(A block of data)
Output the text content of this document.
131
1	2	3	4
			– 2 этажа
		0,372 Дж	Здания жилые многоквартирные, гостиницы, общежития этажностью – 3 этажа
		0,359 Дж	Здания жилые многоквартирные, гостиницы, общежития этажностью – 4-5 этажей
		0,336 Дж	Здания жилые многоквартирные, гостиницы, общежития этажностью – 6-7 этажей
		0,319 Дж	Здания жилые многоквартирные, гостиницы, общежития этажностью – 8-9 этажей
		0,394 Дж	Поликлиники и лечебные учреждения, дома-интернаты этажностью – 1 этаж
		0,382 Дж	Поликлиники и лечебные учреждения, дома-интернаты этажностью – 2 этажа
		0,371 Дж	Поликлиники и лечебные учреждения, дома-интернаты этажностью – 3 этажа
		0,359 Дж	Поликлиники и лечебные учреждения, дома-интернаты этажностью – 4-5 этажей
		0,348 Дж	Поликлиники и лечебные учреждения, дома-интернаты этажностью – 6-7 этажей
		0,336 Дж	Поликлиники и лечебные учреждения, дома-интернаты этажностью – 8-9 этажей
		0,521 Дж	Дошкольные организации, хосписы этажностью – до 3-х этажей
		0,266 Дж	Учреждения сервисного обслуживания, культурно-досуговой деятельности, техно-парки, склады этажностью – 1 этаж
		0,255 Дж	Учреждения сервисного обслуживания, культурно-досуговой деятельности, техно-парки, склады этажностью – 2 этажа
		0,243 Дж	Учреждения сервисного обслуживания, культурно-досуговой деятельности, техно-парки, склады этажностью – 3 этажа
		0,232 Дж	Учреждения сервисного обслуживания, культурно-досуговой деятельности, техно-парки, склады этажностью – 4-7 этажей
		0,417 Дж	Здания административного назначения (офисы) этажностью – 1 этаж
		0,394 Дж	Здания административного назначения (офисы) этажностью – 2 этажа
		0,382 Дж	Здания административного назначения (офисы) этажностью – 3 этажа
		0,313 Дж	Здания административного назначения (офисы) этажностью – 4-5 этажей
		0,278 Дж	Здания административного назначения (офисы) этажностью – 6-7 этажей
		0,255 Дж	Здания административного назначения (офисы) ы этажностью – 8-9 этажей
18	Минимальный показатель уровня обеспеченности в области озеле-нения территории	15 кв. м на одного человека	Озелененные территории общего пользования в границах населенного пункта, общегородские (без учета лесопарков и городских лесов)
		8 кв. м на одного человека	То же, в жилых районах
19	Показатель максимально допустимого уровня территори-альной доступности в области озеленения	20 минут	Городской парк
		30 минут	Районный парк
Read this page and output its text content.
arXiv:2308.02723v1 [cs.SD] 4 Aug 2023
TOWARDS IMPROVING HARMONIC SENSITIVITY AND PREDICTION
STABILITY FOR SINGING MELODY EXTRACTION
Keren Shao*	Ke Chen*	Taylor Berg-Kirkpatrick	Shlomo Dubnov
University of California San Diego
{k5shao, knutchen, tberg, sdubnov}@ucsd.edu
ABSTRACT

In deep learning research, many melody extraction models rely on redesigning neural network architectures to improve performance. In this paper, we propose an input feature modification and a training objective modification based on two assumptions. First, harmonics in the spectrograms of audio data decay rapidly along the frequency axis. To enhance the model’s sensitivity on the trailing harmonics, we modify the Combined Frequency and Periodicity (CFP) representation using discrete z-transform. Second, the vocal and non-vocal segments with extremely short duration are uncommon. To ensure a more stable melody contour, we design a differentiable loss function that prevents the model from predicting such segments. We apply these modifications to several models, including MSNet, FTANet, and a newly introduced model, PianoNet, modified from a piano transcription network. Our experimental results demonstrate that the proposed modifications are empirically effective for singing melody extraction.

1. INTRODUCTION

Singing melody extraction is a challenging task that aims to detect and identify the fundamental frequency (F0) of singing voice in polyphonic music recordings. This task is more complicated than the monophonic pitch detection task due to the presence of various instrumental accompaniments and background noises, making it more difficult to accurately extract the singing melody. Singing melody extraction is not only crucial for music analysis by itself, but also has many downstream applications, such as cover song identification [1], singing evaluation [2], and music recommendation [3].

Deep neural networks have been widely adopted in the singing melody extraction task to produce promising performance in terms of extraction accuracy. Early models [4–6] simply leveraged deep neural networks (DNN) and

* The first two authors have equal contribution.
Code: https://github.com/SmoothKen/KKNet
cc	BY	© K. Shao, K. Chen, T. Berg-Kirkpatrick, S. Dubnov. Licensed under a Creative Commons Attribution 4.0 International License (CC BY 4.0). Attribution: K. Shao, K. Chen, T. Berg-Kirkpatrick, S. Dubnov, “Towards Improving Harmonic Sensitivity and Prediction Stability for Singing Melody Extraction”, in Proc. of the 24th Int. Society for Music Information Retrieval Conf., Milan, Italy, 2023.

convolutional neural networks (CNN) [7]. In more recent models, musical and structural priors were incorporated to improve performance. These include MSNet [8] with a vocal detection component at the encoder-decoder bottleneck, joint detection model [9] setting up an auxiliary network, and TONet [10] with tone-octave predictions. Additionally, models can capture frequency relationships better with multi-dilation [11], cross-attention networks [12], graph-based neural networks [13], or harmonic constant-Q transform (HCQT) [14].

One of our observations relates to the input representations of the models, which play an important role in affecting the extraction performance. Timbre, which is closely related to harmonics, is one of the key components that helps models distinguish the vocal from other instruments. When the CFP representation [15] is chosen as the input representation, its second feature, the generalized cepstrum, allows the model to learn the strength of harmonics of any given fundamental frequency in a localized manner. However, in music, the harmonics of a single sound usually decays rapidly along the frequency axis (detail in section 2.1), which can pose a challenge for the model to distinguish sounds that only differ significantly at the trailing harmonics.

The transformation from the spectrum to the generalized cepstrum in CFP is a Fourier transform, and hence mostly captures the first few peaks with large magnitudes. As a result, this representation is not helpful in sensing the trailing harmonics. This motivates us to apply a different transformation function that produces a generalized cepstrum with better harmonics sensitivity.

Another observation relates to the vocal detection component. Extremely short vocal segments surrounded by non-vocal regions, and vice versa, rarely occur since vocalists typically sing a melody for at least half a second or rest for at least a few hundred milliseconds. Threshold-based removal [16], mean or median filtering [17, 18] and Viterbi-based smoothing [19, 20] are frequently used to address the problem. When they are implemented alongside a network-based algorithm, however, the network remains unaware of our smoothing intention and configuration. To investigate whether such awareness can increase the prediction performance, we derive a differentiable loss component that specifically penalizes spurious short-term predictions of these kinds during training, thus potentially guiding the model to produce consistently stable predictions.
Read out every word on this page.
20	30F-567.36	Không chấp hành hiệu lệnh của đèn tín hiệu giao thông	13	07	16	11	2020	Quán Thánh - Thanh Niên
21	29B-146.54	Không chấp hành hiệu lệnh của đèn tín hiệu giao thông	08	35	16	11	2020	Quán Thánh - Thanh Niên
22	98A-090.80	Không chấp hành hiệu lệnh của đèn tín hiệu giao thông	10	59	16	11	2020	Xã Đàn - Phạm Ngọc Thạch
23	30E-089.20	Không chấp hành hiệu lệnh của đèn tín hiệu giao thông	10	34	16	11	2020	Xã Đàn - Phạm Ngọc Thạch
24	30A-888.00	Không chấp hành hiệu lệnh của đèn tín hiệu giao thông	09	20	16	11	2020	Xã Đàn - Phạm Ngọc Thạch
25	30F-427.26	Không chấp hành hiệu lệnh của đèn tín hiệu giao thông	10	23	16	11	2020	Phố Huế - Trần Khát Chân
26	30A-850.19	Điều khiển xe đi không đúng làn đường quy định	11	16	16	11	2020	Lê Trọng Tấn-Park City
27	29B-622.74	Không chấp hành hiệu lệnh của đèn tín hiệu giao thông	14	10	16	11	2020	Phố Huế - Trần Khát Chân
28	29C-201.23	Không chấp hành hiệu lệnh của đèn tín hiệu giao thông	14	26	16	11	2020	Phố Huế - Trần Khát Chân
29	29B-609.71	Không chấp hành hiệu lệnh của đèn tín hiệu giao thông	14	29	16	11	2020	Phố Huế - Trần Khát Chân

• **Exercise details**:
Copy each line that contains the word "общежития".

• **Answer to this problem**:
		0,372 Дж	Здания жилые многоквартирные, гостиницы, общежития этажностью – 3 этажа
		0,359 Дж	Здания жилые многоквартирные, гостиницы, общежития этажностью – 4-5 этажей
		0,336 Дж	Здания жилые многоквартирные, гостиницы, общежития этажностью – 6-7 этажей
		0,319 Дж	Здания жилые многоквартирные, гостиницы, общежития этажностью – 8-9 этажей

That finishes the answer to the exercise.